- EXTRACT TO READ -
——————

Aside from the skew this gives to their economics, it tends also to warp their perspective. Thursday morning they were discussing a Clinton-era initiative of the early 1990s to expand the possibilities of home ownership in America. A noble and worthy purpose, they lamented, but one which sowed the seeds of today’s collapse in the housing markets.

Breathtaking.

Of course Clinton-era policies could be abused. All policies can be abused. But it was not government that abused the principles of sound credit. Abusers did.

Blaming that on government policy is like blaming the Brinks robbery on government requirements for banks to hold loan reserves.

Nothing in government policy urged no-doc, low-doc, or NINJA loans. Fraudulent mortgage brokers and banks failing to do proper (or any) credit checks gamed the system. Cynical investment bankers bundled these travesties into securitized tranches and seduced fee-loving rating agencies to obtain the eucharistic blessing of AAA ratings. It’s been one of those amazing times when the voracious predators worked themselves into such a feeding frenzy that they devoured each other.

——————

(Data records)
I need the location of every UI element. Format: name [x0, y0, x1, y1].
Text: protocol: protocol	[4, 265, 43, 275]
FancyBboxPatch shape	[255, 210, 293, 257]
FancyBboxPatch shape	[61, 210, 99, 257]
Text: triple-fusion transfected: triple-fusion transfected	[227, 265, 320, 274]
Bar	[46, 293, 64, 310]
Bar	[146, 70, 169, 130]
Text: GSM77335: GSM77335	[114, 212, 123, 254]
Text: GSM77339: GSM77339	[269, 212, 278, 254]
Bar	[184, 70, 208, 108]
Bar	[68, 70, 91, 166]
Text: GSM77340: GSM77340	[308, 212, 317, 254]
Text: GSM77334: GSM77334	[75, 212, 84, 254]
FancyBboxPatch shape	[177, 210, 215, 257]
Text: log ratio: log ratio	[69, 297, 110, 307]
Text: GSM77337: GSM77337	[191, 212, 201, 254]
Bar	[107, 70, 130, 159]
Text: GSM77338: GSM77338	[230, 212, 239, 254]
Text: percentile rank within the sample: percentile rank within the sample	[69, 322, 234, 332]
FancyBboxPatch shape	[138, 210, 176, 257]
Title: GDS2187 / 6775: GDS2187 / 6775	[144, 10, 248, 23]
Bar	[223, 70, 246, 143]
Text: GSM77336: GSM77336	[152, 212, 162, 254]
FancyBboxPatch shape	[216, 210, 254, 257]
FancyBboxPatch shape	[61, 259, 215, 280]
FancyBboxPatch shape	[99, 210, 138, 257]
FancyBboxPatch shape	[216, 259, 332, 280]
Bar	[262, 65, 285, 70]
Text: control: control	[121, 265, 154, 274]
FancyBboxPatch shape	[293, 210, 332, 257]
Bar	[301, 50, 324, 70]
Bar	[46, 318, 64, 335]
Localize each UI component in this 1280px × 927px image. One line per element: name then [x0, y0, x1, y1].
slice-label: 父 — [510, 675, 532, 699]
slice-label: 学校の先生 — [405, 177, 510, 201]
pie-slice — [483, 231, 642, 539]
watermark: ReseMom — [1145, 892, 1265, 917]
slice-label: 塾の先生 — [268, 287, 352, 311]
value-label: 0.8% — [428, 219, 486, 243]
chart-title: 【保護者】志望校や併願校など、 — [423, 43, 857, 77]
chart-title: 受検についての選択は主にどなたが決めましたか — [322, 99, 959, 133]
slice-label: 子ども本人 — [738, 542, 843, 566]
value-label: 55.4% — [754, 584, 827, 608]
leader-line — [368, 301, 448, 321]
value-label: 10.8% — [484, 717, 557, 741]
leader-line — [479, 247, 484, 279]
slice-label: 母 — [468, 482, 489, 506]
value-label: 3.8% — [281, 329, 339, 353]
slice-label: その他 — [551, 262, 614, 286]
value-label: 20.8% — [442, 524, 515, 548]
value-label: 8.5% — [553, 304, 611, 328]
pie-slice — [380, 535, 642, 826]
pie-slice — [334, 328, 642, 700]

——————

- PROMPT A -
According to the commentary on the housing collapse, what was being discussed Thursday morning?
- PROMPT B -
Pick up the commentary on the housing collapse after its last sentence and carry it forward.

- ANSWER AREA A -
A Clinton-era initiative of the early 1990s to expand the possibilities of home ownership in America.

- ANSWER AREA B -
There is one thing the government could realistically have done. It could have prevented some of these excesses with vigilant regulation – which is exactly what the Wall Street Bible and the priestly cult of CNBC hate most.

In Friday’s Times, Floyd Norris observes, “As the mortgage mess grows, we are learning more and more about just how sloppy things were in the mortgage-issuing business as loans were churned out, carved into securities, and sold off.”

He notes that a few judges are now blocking foreclosure proceedings because the would-be repossessors can’t even prove they own the mortgages they’re trying to foreclose on.

And now, he writes, the banks are begging the accounting rule makers to allow them to ignore a standard that has been on the books for almost 15 years — a rule requiring them to report their losses — enacted to correct the deceptive bloating of balance sheets that fueled the Savings & Loan debacle of the late 1980s. Exempt them from that requirement and they can bamboozle their stockholders as well as their borrowers.

But don’t look for this story to emerge from the hosts and guests of CNBC. They’re Wall Streeters. Fish don’t oppose water, and Wall Streeters don’t find fault with banks.

Some outa-towners musta done it.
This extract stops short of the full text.